◆ **EXERCISE DETAILS**: Reproduce each of the following items word for word, with every character and line unchanged.

::::

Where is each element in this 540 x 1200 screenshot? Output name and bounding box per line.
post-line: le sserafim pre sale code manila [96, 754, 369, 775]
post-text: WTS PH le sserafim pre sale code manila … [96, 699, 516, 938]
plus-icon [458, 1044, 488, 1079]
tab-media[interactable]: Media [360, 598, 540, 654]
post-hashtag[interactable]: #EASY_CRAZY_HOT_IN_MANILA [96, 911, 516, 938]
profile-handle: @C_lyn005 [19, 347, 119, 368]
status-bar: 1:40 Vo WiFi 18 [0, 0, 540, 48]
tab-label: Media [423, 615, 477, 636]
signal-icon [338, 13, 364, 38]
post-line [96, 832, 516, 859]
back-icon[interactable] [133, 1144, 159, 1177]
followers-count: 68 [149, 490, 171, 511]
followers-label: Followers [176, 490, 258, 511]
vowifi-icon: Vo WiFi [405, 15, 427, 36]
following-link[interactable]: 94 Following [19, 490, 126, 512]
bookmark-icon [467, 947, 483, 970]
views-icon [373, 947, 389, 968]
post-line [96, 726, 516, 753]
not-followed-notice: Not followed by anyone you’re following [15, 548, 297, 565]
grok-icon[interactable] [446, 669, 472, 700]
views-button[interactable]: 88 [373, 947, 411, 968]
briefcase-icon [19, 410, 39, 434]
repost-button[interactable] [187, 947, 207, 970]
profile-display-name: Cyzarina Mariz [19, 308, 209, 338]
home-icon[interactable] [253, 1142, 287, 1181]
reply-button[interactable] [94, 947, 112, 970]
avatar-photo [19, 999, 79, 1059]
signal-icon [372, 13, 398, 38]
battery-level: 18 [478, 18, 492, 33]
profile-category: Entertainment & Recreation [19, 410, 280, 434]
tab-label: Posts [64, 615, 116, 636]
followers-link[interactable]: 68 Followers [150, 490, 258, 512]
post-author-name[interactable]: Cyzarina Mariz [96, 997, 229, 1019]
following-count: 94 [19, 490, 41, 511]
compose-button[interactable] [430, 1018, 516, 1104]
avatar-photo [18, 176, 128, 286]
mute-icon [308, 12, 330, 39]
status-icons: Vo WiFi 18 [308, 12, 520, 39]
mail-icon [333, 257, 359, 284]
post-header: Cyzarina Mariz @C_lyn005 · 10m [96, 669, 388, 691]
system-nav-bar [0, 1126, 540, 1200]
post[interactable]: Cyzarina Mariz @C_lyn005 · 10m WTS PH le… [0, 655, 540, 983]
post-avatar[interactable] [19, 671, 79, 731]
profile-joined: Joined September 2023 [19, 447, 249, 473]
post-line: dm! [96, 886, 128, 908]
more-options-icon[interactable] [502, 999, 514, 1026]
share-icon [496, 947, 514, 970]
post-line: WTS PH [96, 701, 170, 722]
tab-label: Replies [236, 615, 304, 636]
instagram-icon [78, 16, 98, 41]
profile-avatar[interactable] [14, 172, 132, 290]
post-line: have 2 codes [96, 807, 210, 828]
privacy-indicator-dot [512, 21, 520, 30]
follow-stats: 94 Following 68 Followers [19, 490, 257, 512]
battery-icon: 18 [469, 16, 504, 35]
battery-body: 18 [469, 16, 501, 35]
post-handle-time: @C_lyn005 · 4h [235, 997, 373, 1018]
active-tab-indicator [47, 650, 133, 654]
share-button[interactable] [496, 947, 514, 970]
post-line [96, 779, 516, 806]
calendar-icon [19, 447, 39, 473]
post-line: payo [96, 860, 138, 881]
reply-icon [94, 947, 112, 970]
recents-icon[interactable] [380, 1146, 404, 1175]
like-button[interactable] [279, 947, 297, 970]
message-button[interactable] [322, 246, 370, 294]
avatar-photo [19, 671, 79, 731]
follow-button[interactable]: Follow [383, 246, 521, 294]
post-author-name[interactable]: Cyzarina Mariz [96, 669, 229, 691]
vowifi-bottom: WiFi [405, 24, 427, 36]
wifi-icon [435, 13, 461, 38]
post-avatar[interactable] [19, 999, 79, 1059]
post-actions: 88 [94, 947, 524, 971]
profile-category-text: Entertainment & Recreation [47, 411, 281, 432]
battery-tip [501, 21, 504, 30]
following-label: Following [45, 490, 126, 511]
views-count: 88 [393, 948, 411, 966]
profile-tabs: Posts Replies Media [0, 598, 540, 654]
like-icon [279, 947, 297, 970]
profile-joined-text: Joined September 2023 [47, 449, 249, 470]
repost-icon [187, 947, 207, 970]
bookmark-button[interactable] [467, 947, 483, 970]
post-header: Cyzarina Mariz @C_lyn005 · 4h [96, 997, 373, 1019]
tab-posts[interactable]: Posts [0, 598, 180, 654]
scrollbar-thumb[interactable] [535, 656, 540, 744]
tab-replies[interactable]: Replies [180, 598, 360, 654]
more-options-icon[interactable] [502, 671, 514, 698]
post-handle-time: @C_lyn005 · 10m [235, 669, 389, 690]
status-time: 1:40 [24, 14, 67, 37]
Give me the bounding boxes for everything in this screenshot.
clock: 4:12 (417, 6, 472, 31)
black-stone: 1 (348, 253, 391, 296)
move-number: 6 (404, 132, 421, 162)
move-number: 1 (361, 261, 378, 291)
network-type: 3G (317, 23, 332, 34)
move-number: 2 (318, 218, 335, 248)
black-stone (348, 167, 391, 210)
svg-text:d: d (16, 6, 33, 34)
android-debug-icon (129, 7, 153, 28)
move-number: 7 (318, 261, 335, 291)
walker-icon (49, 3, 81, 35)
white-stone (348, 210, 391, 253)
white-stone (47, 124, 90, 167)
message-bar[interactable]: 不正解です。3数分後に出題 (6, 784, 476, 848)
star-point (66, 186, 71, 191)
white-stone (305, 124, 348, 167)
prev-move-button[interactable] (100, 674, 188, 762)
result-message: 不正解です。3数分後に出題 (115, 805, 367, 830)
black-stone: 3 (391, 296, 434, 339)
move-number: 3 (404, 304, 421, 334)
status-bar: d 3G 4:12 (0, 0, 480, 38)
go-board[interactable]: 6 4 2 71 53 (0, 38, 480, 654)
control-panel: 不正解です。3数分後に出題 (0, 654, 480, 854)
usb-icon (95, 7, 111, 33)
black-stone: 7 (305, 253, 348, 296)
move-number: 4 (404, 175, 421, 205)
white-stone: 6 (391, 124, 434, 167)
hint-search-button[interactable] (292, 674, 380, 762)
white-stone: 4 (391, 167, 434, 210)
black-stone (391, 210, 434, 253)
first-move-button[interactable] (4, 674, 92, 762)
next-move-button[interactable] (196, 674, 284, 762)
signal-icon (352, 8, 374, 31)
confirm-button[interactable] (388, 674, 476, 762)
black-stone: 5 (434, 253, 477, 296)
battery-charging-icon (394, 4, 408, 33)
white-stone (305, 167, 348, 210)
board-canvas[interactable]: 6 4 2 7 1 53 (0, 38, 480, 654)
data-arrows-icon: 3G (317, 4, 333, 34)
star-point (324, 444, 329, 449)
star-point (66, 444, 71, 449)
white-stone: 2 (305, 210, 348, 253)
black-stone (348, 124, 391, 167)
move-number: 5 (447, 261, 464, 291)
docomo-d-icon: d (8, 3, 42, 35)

::::

◆ **FINISHED ANSWER**:
Where is each element in this 540 x 1200 screenshot? Output name and bounding box per line.
post-line: le sserafim pre sale code manila [96, 754, 369, 775]
post-text: WTS PH le sserafim pre sale code manila … [96, 699, 516, 938]
plus-icon [458, 1044, 488, 1079]
tab-media[interactable]: Media [360, 598, 540, 654]
post-hashtag[interactable]: #EASY_CRAZY_HOT_IN_MANILA [96, 911, 516, 938]
profile-handle: @C_lyn005 [19, 347, 119, 368]
status-bar: 1:40 Vo WiFi 18 [0, 0, 540, 48]
tab-label: Media [423, 615, 477, 636]
signal-icon [338, 13, 364, 38]
post-line [96, 832, 516, 859]
back-icon[interactable] [133, 1144, 159, 1177]
followers-count: 68 [149, 490, 171, 511]
followers-label: Followers [176, 490, 258, 511]
vowifi-icon: Vo WiFi [405, 15, 427, 36]
following-link[interactable]: 94 Following [19, 490, 126, 512]
bookmark-icon [467, 947, 483, 970]
views-icon [373, 947, 389, 968]
post-line [96, 726, 516, 753]
not-followed-notice: Not followed by anyone you’re following [15, 548, 297, 565]
grok-icon[interactable] [446, 669, 472, 700]
views-button[interactable]: 88 [373, 947, 411, 968]
briefcase-icon [19, 410, 39, 434]
repost-button[interactable] [187, 947, 207, 970]
profile-display-name: Cyzarina Mariz [19, 308, 209, 338]
home-icon[interactable] [253, 1142, 287, 1181]
reply-button[interactable] [94, 947, 112, 970]
avatar-photo [19, 999, 79, 1059]
signal-icon [372, 13, 398, 38]
battery-level: 18 [478, 18, 492, 33]
profile-category: Entertainment & Recreation [19, 410, 280, 434]
tab-label: Posts [64, 615, 116, 636]
followers-link[interactable]: 68 Followers [150, 490, 258, 512]
post-author-name[interactable]: Cyzarina Mariz [96, 997, 229, 1019]
following-count: 94 [19, 490, 41, 511]
compose-button[interactable] [430, 1018, 516, 1104]
avatar-photo [18, 176, 128, 286]
mute-icon [308, 12, 330, 39]
status-icons: Vo WiFi 18 [308, 12, 520, 39]
mail-icon [333, 257, 359, 284]
post-header: Cyzarina Mariz @C_lyn005 · 10m [96, 669, 388, 691]
system-nav-bar [0, 1126, 540, 1200]
post[interactable]: Cyzarina Mariz @C_lyn005 · 10m WTS PH le… [0, 655, 540, 983]
post-avatar[interactable] [19, 671, 79, 731]
profile-joined: Joined September 2023 [19, 447, 249, 473]
post-line: dm! [96, 886, 128, 908]
more-options-icon[interactable] [502, 999, 514, 1026]
share-icon [496, 947, 514, 970]
post-line: WTS PH [96, 701, 170, 722]
tab-label: Replies [236, 615, 304, 636]
instagram-icon [78, 16, 98, 41]
profile-avatar[interactable] [14, 172, 132, 290]
post-line: have 2 codes [96, 807, 210, 828]
privacy-indicator-dot [512, 21, 520, 30]
follow-stats: 94 Following 68 Followers [19, 490, 257, 512]
battery-icon: 18 [469, 16, 504, 35]
battery-body: 18 [469, 16, 501, 35]
post-handle-time: @C_lyn005 · 4h [235, 997, 373, 1018]
active-tab-indicator [47, 650, 133, 654]
share-button[interactable] [496, 947, 514, 970]
post-line [96, 779, 516, 806]
calendar-icon [19, 447, 39, 473]
post-line: payo [96, 860, 138, 881]
reply-icon [94, 947, 112, 970]
recents-icon[interactable] [380, 1146, 404, 1175]
like-button[interactable] [279, 947, 297, 970]
message-button[interactable] [322, 246, 370, 294]
avatar-photo [19, 671, 79, 731]
follow-button[interactable]: Follow [383, 246, 521, 294]
post-author-name[interactable]: Cyzarina Mariz [96, 669, 229, 691]
vowifi-bottom: WiFi [405, 24, 427, 36]
wifi-icon [435, 13, 461, 38]
post-avatar[interactable] [19, 999, 79, 1059]
post-actions: 88 [94, 947, 524, 971]
profile-category-text: Entertainment & Recreation [47, 411, 281, 432]
battery-tip [501, 21, 504, 30]
following-label: Following [45, 490, 126, 511]
views-count: 88 [393, 948, 411, 966]
profile-tabs: Posts Replies Media [0, 598, 540, 654]
like-icon [279, 947, 297, 970]
profile-joined-text: Joined September 2023 [47, 449, 249, 470]
repost-icon [187, 947, 207, 970]
bookmark-button[interactable] [467, 947, 483, 970]
post-header: Cyzarina Mariz @C_lyn005 · 4h [96, 997, 373, 1019]
tab-posts[interactable]: Posts [0, 598, 180, 654]
scrollbar-thumb[interactable] [535, 656, 540, 744]
tab-replies[interactable]: Replies [180, 598, 360, 654]
more-options-icon[interactable] [502, 671, 514, 698]
post-handle-time: @C_lyn005 · 10m [235, 669, 389, 690]
status-time: 1:40 [24, 14, 67, 37]
Give me the bounding boxes for everything in this screenshot.
clock: 4:12 (417, 6, 472, 31)
black-stone: 1 (348, 253, 391, 296)
move-number: 6 (404, 132, 421, 162)
move-number: 1 (361, 261, 378, 291)
network-type: 3G (317, 23, 332, 34)
move-number: 2 (318, 218, 335, 248)
black-stone (348, 167, 391, 210)
svg-text:d: d (16, 6, 33, 34)
android-debug-icon (129, 7, 153, 28)
move-number: 7 (318, 261, 335, 291)
walker-icon (49, 3, 81, 35)
white-stone (348, 210, 391, 253)
white-stone (47, 124, 90, 167)
message-bar[interactable]: 不正解です。3数分後に出題 (6, 784, 476, 848)
star-point (66, 186, 71, 191)
white-stone (305, 124, 348, 167)
prev-move-button[interactable] (100, 674, 188, 762)
result-message: 不正解です。3数分後に出題 (115, 805, 367, 830)
black-stone: 3 (391, 296, 434, 339)
move-number: 3 (404, 304, 421, 334)
status-bar: d 3G 4:12 (0, 0, 480, 38)
go-board[interactable]: 6 4 2 71 53 (0, 38, 480, 654)
control-panel: 不正解です。3数分後に出題 (0, 654, 480, 854)
usb-icon (95, 7, 111, 33)
black-stone: 7 (305, 253, 348, 296)
move-number: 4 (404, 175, 421, 205)
white-stone: 6 (391, 124, 434, 167)
hint-search-button[interactable] (292, 674, 380, 762)
white-stone: 4 (391, 167, 434, 210)
black-stone (391, 210, 434, 253)
first-move-button[interactable] (4, 674, 92, 762)
next-move-button[interactable] (196, 674, 284, 762)
signal-icon (352, 8, 374, 31)
confirm-button[interactable] (388, 674, 476, 762)
black-stone: 5 (434, 253, 477, 296)
battery-charging-icon (394, 4, 408, 33)
white-stone (305, 167, 348, 210)
board-canvas[interactable]: 6 4 2 7 1 53 (0, 38, 480, 654)
data-arrows-icon: 3G (317, 4, 333, 34)
star-point (324, 444, 329, 449)
star-point (66, 444, 71, 449)
white-stone: 2 (305, 210, 348, 253)
black-stone (348, 124, 391, 167)
move-number: 5 (447, 261, 464, 291)
docomo-d-icon: d (8, 3, 42, 35)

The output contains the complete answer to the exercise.